- [What to work on]: Search the material and gather each line with "Curveballs" in it.

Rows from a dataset

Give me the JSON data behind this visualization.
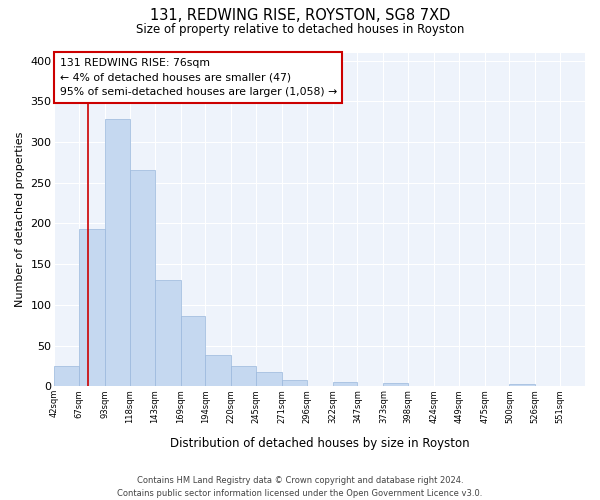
{
  "title": "131, REDWING RISE, ROYSTON, SG8 7XD",
  "subtitle": "Size of property relative to detached houses in Royston",
  "xlabel": "Distribution of detached houses by size in Royston",
  "ylabel": "Number of detached properties",
  "bar_values": [
    25,
    193,
    328,
    266,
    130,
    86,
    38,
    25,
    18,
    8,
    0,
    5,
    0,
    4,
    0,
    0,
    0,
    0,
    3,
    0,
    0
  ],
  "bin_labels": [
    "42sqm",
    "67sqm",
    "93sqm",
    "118sqm",
    "143sqm",
    "169sqm",
    "194sqm",
    "220sqm",
    "245sqm",
    "271sqm",
    "296sqm",
    "322sqm",
    "347sqm",
    "373sqm",
    "398sqm",
    "424sqm",
    "449sqm",
    "475sqm",
    "500sqm",
    "526sqm",
    "551sqm"
  ],
  "bar_color": "#c5d8f0",
  "bar_edge_color": "#9ab8dc",
  "bin_edges": [
    42,
    67,
    93,
    118,
    143,
    169,
    194,
    220,
    245,
    271,
    296,
    322,
    347,
    373,
    398,
    424,
    449,
    475,
    500,
    526,
    551,
    576
  ],
  "vline_color": "#cc0000",
  "vline_x": 76,
  "ylim": [
    0,
    410
  ],
  "yticks": [
    0,
    50,
    100,
    150,
    200,
    250,
    300,
    350,
    400
  ],
  "footer_line1": "Contains HM Land Registry data © Crown copyright and database right 2024.",
  "footer_line2": "Contains public sector information licensed under the Open Government Licence v3.0.",
  "background_color": "#ffffff",
  "plot_bg_color": "#eef3fb",
  "grid_color": "#ffffff",
  "annotation_box_edgecolor": "#cc0000",
  "annotation_title": "131 REDWING RISE: 76sqm",
  "annotation_line1": "← 4% of detached houses are smaller (47)",
  "annotation_line2": "95% of semi-detached houses are larger (1,058) →"
}
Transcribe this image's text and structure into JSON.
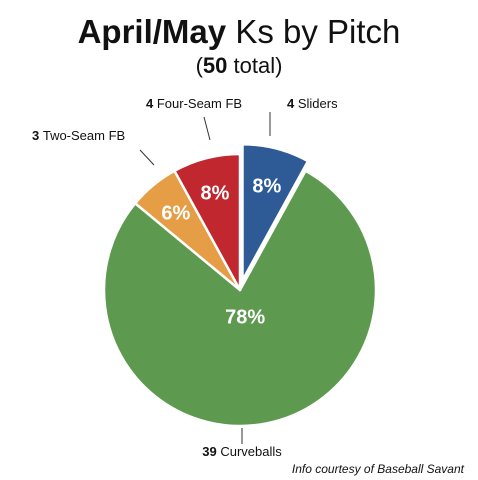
{
  "header": {
    "title_bold": "April/May",
    "title_rest": "Ks by Pitch",
    "subtitle_open": "(",
    "subtitle_bold": "50",
    "subtitle_rest": " total)"
  },
  "credit": "Info courtesy of Baseball Savant",
  "chart_data": {
    "type": "pie",
    "title": "April/May Ks by Pitch",
    "subtitle": "(50 total)",
    "total": 50,
    "slices": [
      {
        "name": "Sliders",
        "count": 4,
        "percent_label": "8%",
        "color": "#2e5a96",
        "exploded": true,
        "count_label": "4",
        "name_label": "Sliders"
      },
      {
        "name": "Curveballs",
        "count": 39,
        "percent_label": "78%",
        "color": "#5d9a4f",
        "exploded": false,
        "count_label": "39",
        "name_label": "Curveballs"
      },
      {
        "name": "Two-Seam FB",
        "count": 3,
        "percent_label": "6%",
        "color": "#e59d46",
        "exploded": false,
        "count_label": "3",
        "name_label": "Two-Seam FB"
      },
      {
        "name": "Four-Seam FB",
        "count": 4,
        "percent_label": "8%",
        "color": "#c1272f",
        "exploded": false,
        "count_label": "4",
        "name_label": "Four-Seam FB"
      }
    ]
  }
}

- [Finished exercise]:
        "name": "Curveballs",
        "name_label": "Curveballs"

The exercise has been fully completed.